## begin MATERIAL PROVIDED

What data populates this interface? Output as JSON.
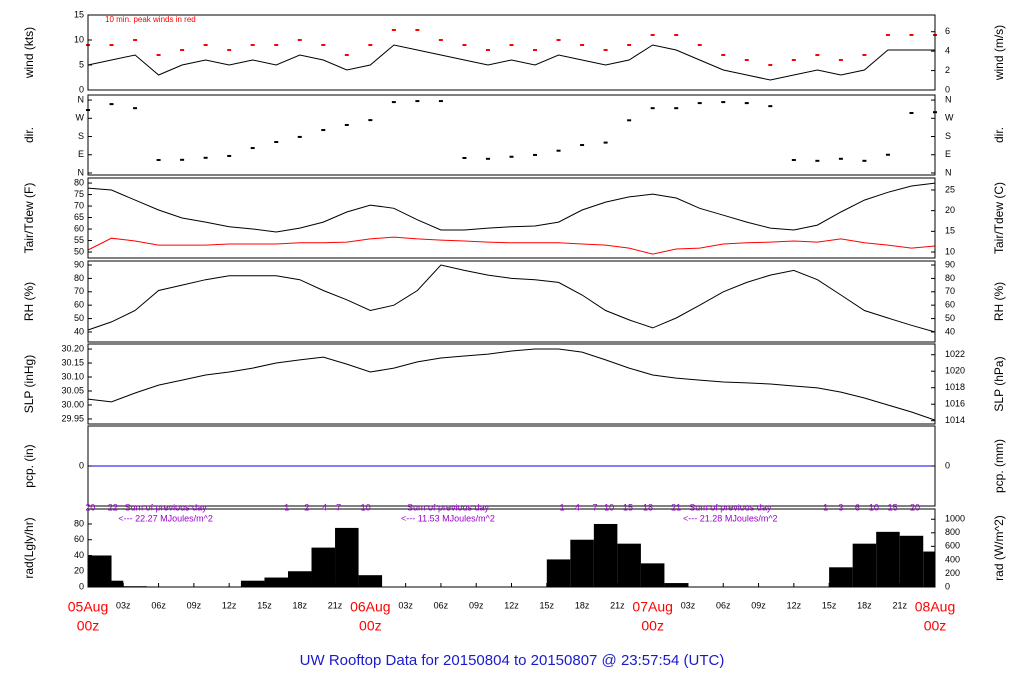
{
  "time": {
    "x": [
      0,
      2,
      4,
      6,
      8,
      10,
      12,
      14,
      16,
      18,
      20,
      22,
      24,
      26,
      28,
      30,
      32,
      34,
      36,
      38,
      40,
      42,
      44,
      46,
      48,
      50,
      52,
      54,
      56,
      58,
      60,
      62,
      64,
      66,
      68,
      70,
      72
    ],
    "xlim": [
      0,
      72
    ],
    "xticks": [
      {
        "value": 3,
        "label": "03z"
      },
      {
        "value": 6,
        "label": "06z"
      },
      {
        "value": 9,
        "label": "09z"
      },
      {
        "value": 12,
        "label": "12z"
      },
      {
        "value": 15,
        "label": "15z"
      },
      {
        "value": 18,
        "label": "18z"
      },
      {
        "value": 21,
        "label": "21z"
      },
      {
        "value": 27,
        "label": "03z"
      },
      {
        "value": 30,
        "label": "06z"
      },
      {
        "value": 33,
        "label": "09z"
      },
      {
        "value": 36,
        "label": "12z"
      },
      {
        "value": 39,
        "label": "15z"
      },
      {
        "value": 42,
        "label": "18z"
      },
      {
        "value": 45,
        "label": "21z"
      },
      {
        "value": 51,
        "label": "03z"
      },
      {
        "value": 54,
        "label": "06z"
      },
      {
        "value": 57,
        "label": "09z"
      },
      {
        "value": 60,
        "label": "12z"
      },
      {
        "value": 63,
        "label": "15z"
      },
      {
        "value": 66,
        "label": "18z"
      },
      {
        "value": 69,
        "label": "21z"
      }
    ],
    "date_ticks": [
      {
        "value": 0,
        "label": "05Aug"
      },
      {
        "value": 24,
        "label": "06Aug"
      },
      {
        "value": 48,
        "label": "07Aug"
      },
      {
        "value": 72,
        "label": "08Aug"
      }
    ],
    "date_hour_label": "00z",
    "footer": "UW Rooftop Data for 20150804  to  20150807 @ 23:57:54  (UTC)"
  },
  "chart_data": [
    {
      "type": "line",
      "ylabel": "wind (kts)",
      "y2label": "wind (m/s)",
      "ylim": [
        0,
        15
      ],
      "yticks": [
        0,
        5,
        10,
        15
      ],
      "y2lim": [
        0,
        7.72
      ],
      "y2ticks": [
        0,
        2,
        4,
        6
      ],
      "annotation": "10 min. peak winds in red",
      "series": [
        {
          "type": "line",
          "color": "#000000",
          "values": [
            5,
            6,
            7,
            3,
            5,
            6,
            5,
            6,
            5,
            7,
            6,
            4,
            5,
            9,
            8,
            7,
            6,
            5,
            6,
            5,
            7,
            6,
            5,
            6,
            9,
            8,
            6,
            4,
            3,
            2,
            3,
            4,
            3,
            4,
            8,
            8,
            8
          ]
        },
        {
          "type": "scatter",
          "color": "#ff0000",
          "values": [
            9,
            9,
            10,
            7,
            8,
            9,
            8,
            9,
            9,
            10,
            9,
            7,
            9,
            12,
            12,
            10,
            9,
            8,
            9,
            8,
            10,
            9,
            8,
            9,
            11,
            11,
            9,
            7,
            6,
            5,
            6,
            7,
            6,
            7,
            11,
            11,
            11
          ]
        }
      ]
    },
    {
      "type": "scatter",
      "ylabel": "dir.",
      "y2label": "dir.",
      "ylim": [
        -10,
        385
      ],
      "yticks": [
        {
          "value": 0,
          "label": "N"
        },
        {
          "value": 90,
          "label": "E"
        },
        {
          "value": 180,
          "label": "S"
        },
        {
          "value": 270,
          "label": "W"
        },
        {
          "value": 360,
          "label": "N"
        }
      ],
      "y2lim": [
        -10,
        385
      ],
      "y2ticks": [
        {
          "value": 0,
          "label": "N"
        },
        {
          "value": 90,
          "label": "E"
        },
        {
          "value": 180,
          "label": "S"
        },
        {
          "value": 270,
          "label": "W"
        },
        {
          "value": 360,
          "label": "N"
        }
      ],
      "series": [
        {
          "type": "scatter",
          "color": "#000000",
          "values": [
            311,
            340,
            320,
            64,
            65,
            75,
            84,
            123,
            153,
            178,
            212,
            237,
            261,
            350,
            355,
            355,
            74,
            70,
            80,
            89,
            110,
            138,
            150,
            260,
            320,
            320,
            345,
            350,
            345,
            330,
            64,
            60,
            70,
            60,
            90,
            296,
            300
          ]
        }
      ]
    },
    {
      "type": "line",
      "ylabel": "Tair/Tdew (F)",
      "y2label": "Tair/Tdew (C)",
      "ylim": [
        47.4,
        82.2
      ],
      "yticks": [
        50,
        55,
        60,
        65,
        70,
        75,
        80
      ],
      "y2lim": [
        8.56,
        27.89
      ],
      "y2ticks": [
        10,
        15,
        20,
        25
      ],
      "series": [
        {
          "type": "line",
          "color": "#000000",
          "values": [
            77.8,
            77,
            72.6,
            68.3,
            64.8,
            63,
            61,
            60,
            58.7,
            60.4,
            63,
            67.4,
            70.4,
            69,
            64,
            59.6,
            59.6,
            60.4,
            61,
            61.3,
            63,
            68.3,
            71.7,
            74,
            75.2,
            73.5,
            69,
            66,
            63,
            60.4,
            59.6,
            61.7,
            67.4,
            72.6,
            76,
            78.7,
            80
          ]
        },
        {
          "type": "line",
          "color": "#ff0000",
          "values": [
            50.9,
            56,
            54.8,
            53,
            53,
            53,
            53.5,
            53.5,
            53.5,
            54,
            54,
            54.3,
            55.7,
            56.5,
            55.7,
            55.2,
            54.8,
            54.3,
            54,
            54,
            54,
            53.5,
            53,
            51.7,
            49.1,
            51.3,
            51.7,
            53.5,
            54,
            54.3,
            54.8,
            54.3,
            55.7,
            54,
            53,
            51.7,
            52.6
          ]
        }
      ]
    },
    {
      "type": "line",
      "ylabel": "RH (%)",
      "y2label": "RH (%)",
      "ylim": [
        32.5,
        93
      ],
      "yticks": [
        40,
        50,
        60,
        70,
        80,
        90
      ],
      "y2lim": [
        32.5,
        93
      ],
      "y2ticks": [
        40,
        50,
        60,
        70,
        80,
        90
      ],
      "series": [
        {
          "type": "line",
          "color": "#000000",
          "values": [
            41.5,
            47.5,
            56,
            71,
            75,
            79,
            82,
            82,
            82,
            79,
            71,
            64,
            56,
            60,
            71,
            90,
            86,
            82.5,
            80,
            79,
            77,
            67.6,
            56,
            49,
            43,
            50.4,
            60,
            70,
            77,
            82.5,
            86,
            79,
            67.6,
            56,
            50.4,
            45,
            40
          ]
        }
      ]
    },
    {
      "type": "line",
      "ylabel": "SLP (inHg)",
      "y2label": "SLP (hPa)",
      "ylim": [
        29.932,
        30.218
      ],
      "yticks": [
        29.95,
        {
          "value": 30,
          "label": "30.00"
        },
        30.05,
        {
          "value": 30.1,
          "label": "30.10"
        },
        30.15,
        {
          "value": 30.2,
          "label": "30.20"
        }
      ],
      "y2lim": [
        1013.6,
        1023.3
      ],
      "y2ticks": [
        1014,
        1016,
        1018,
        1020,
        1022
      ],
      "series": [
        {
          "type": "line",
          "color": "#000000",
          "values": [
            30.021,
            30.011,
            30.043,
            30.071,
            30.089,
            30.107,
            30.118,
            30.132,
            30.15,
            30.161,
            30.171,
            30.146,
            30.118,
            30.132,
            30.154,
            30.168,
            30.175,
            30.182,
            30.193,
            30.2,
            30.2,
            30.189,
            30.161,
            30.132,
            30.107,
            30.096,
            30.089,
            30.082,
            30.079,
            30.075,
            30.068,
            30.061,
            30.046,
            30.025,
            30.0,
            29.975,
            29.946
          ]
        }
      ]
    },
    {
      "type": "line",
      "ylabel": "pcp. (in)",
      "y2label": "pcp. (mm)",
      "ylim": [
        -1,
        1
      ],
      "yticks": [
        0
      ],
      "y2lim": [
        -1,
        1
      ],
      "y2ticks": [
        0
      ],
      "x": [
        0,
        72
      ],
      "series": [
        {
          "type": "line",
          "color": "#0000ff",
          "values": [
            0,
            0
          ]
        }
      ]
    },
    {
      "type": "bar",
      "ylabel": "rad(Lgly/hr)",
      "y2label": "rad (W/m^2)",
      "ylim": [
        0,
        99
      ],
      "yticks": [
        0,
        20,
        40,
        60,
        80
      ],
      "y2lim": [
        0,
        1151
      ],
      "y2ticks": [
        0,
        200,
        400,
        600,
        800,
        1000
      ],
      "hour_marks": [
        {
          "value": 0.2,
          "label": "20"
        },
        {
          "value": 2.1,
          "label": "22"
        },
        {
          "value": 16.9,
          "label": "1"
        },
        {
          "value": 18.6,
          "label": "2"
        },
        {
          "value": 20.1,
          "label": "4"
        },
        {
          "value": 21.3,
          "label": "7"
        },
        {
          "value": 23.6,
          "label": "10"
        },
        {
          "value": 40.3,
          "label": "1"
        },
        {
          "value": 41.6,
          "label": "4"
        },
        {
          "value": 43.1,
          "label": "7"
        },
        {
          "value": 44.3,
          "label": "10"
        },
        {
          "value": 45.9,
          "label": "15"
        },
        {
          "value": 47.6,
          "label": "18"
        },
        {
          "value": 50,
          "label": "21"
        },
        {
          "value": 62.7,
          "label": "1"
        },
        {
          "value": 64,
          "label": "3"
        },
        {
          "value": 65.4,
          "label": "6"
        },
        {
          "value": 66.8,
          "label": "10"
        },
        {
          "value": 68.4,
          "label": "15"
        },
        {
          "value": 70.3,
          "label": "20"
        }
      ],
      "daily_sums": [
        {
          "label": "Sum of previous day",
          "total": "<--- 22.27 MJoules/m^2"
        },
        {
          "label": "Sum of previous day",
          "total": "<--- 11.53 MJoules/m^2"
        },
        {
          "label": "Sum of previous day",
          "total": "<--- 21.28 MJoules/m^2"
        }
      ],
      "series": [
        {
          "type": "bar",
          "color": "#000000",
          "values": [
            40,
            8,
            1,
            0,
            0,
            0,
            0,
            8,
            12,
            20,
            50,
            75,
            15,
            0,
            0,
            0,
            0,
            0,
            0,
            0,
            35,
            60,
            80,
            55,
            30,
            5,
            0,
            0,
            0,
            0,
            0,
            0,
            25,
            55,
            70,
            65,
            45
          ]
        }
      ]
    }
  ]
}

## end MATERIAL PROVIDED

### STATED TASK
Find the word "Tdew" in the entries above and gather every line that holds it.

### WORKED SOLUTION
      "ylabel": "Tair/Tdew (F)",
      "y2label": "Tair/Tdew (C)",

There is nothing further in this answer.